### Entries

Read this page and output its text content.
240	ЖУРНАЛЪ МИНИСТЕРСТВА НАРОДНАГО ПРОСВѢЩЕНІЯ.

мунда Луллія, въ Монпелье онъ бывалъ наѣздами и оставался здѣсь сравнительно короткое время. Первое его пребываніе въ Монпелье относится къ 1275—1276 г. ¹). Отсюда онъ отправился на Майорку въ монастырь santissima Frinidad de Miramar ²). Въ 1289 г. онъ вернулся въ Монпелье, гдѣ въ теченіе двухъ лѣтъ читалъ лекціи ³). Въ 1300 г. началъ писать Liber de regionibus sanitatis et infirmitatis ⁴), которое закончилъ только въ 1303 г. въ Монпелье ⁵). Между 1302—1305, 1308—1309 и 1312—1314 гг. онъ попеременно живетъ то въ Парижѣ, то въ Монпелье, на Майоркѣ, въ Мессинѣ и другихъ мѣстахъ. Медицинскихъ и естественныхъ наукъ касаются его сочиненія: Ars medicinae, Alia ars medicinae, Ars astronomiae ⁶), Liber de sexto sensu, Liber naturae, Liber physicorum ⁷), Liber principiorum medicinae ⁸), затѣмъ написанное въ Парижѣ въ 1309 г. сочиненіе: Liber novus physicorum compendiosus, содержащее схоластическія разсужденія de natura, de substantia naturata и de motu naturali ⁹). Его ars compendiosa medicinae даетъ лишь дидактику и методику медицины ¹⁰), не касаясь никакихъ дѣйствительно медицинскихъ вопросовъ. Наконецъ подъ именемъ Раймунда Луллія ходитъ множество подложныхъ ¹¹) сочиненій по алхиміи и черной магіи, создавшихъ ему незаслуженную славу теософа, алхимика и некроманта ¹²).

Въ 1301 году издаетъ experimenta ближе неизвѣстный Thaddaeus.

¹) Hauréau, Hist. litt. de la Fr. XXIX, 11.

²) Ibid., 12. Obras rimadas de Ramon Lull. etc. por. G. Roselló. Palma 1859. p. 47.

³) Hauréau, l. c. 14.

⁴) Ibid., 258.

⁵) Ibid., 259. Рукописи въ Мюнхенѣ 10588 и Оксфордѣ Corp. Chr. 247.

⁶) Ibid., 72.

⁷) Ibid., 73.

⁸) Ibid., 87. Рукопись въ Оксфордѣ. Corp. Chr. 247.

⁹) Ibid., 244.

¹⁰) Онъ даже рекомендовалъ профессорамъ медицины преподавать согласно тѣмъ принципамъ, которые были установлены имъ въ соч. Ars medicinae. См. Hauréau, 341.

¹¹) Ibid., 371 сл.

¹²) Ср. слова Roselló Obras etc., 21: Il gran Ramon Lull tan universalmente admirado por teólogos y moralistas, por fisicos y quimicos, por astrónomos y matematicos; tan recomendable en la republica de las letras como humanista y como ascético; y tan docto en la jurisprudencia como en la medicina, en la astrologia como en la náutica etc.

==

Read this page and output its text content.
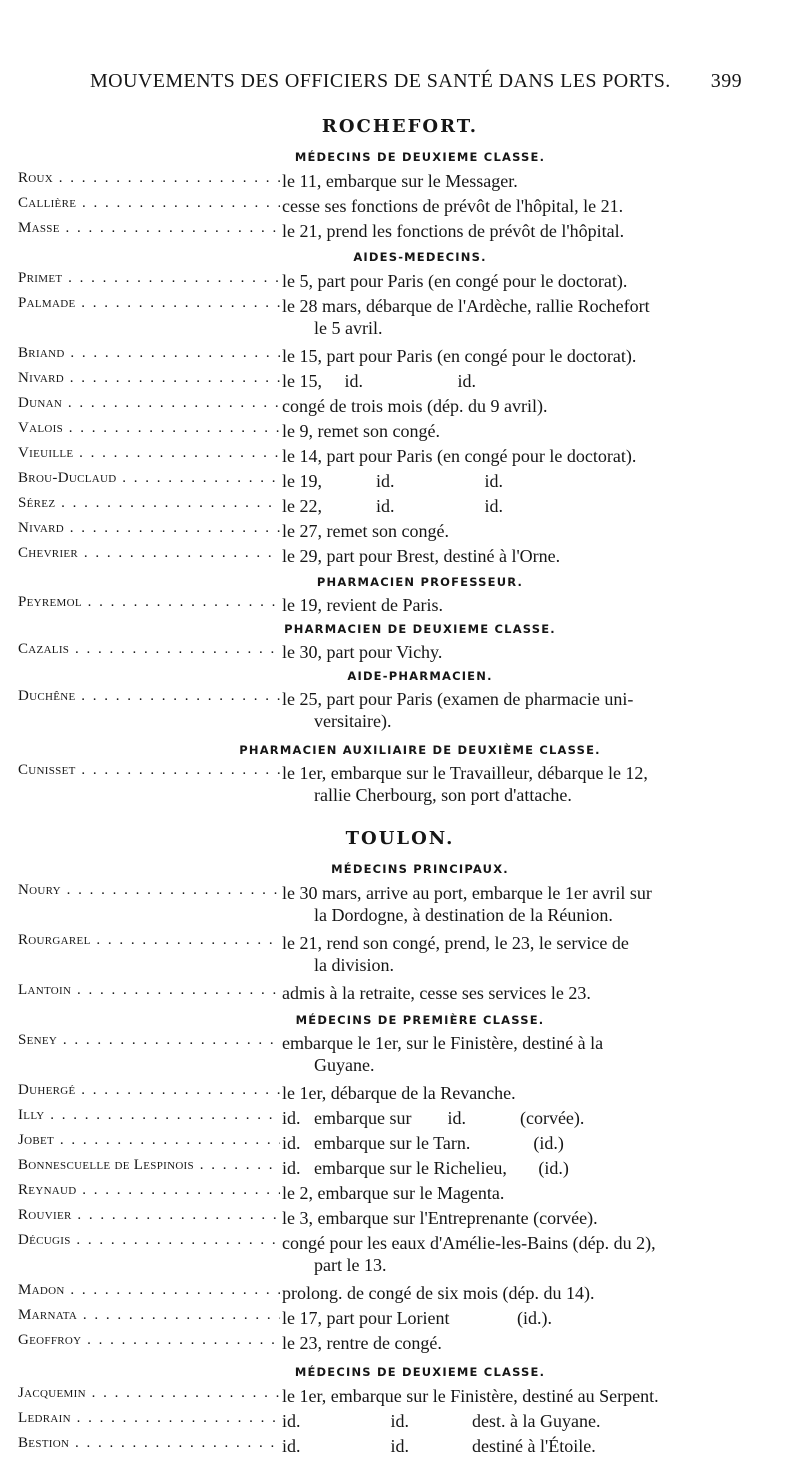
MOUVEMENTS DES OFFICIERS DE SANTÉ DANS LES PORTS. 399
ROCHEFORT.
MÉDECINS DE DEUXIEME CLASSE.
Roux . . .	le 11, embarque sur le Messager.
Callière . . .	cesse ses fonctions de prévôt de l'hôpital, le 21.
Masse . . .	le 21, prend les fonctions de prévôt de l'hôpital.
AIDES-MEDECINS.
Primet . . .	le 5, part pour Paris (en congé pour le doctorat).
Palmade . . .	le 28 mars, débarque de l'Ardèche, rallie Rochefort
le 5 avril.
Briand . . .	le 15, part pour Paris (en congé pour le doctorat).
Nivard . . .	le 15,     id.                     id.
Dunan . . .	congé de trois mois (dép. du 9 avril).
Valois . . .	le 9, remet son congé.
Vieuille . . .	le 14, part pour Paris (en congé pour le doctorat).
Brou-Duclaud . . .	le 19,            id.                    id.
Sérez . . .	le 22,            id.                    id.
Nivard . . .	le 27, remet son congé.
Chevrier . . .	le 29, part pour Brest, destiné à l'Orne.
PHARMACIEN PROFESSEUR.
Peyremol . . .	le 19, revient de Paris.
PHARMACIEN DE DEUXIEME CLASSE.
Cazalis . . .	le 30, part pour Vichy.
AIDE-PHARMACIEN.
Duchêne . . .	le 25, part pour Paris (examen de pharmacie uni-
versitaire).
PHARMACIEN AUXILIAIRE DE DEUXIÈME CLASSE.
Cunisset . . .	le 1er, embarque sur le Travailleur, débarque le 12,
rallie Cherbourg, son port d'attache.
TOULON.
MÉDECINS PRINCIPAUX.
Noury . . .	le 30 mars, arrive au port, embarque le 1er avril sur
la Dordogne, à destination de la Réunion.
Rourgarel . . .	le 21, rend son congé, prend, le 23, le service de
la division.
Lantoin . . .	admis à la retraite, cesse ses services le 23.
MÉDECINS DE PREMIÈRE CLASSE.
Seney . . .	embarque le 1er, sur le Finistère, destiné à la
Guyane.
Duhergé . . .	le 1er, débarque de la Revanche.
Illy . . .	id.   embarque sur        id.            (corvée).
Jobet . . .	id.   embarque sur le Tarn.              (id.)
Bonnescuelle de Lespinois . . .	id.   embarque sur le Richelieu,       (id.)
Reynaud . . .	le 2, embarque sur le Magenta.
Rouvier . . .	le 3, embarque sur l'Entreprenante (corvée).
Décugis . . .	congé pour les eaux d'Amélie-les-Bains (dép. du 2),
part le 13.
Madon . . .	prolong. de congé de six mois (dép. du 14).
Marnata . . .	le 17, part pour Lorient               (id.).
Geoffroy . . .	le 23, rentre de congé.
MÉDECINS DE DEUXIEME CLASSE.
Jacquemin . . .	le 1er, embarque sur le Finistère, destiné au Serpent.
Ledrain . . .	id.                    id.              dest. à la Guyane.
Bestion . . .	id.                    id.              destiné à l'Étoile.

### Task details
Copy every line of the material in which the word "mars" occurs.

### Full answer
Palmade . . .	le 28 mars, débarque de l'Ardèche, rallie Rochefort
Noury . . .	le 30 mars, arrive au port, embarque le 1er avril sur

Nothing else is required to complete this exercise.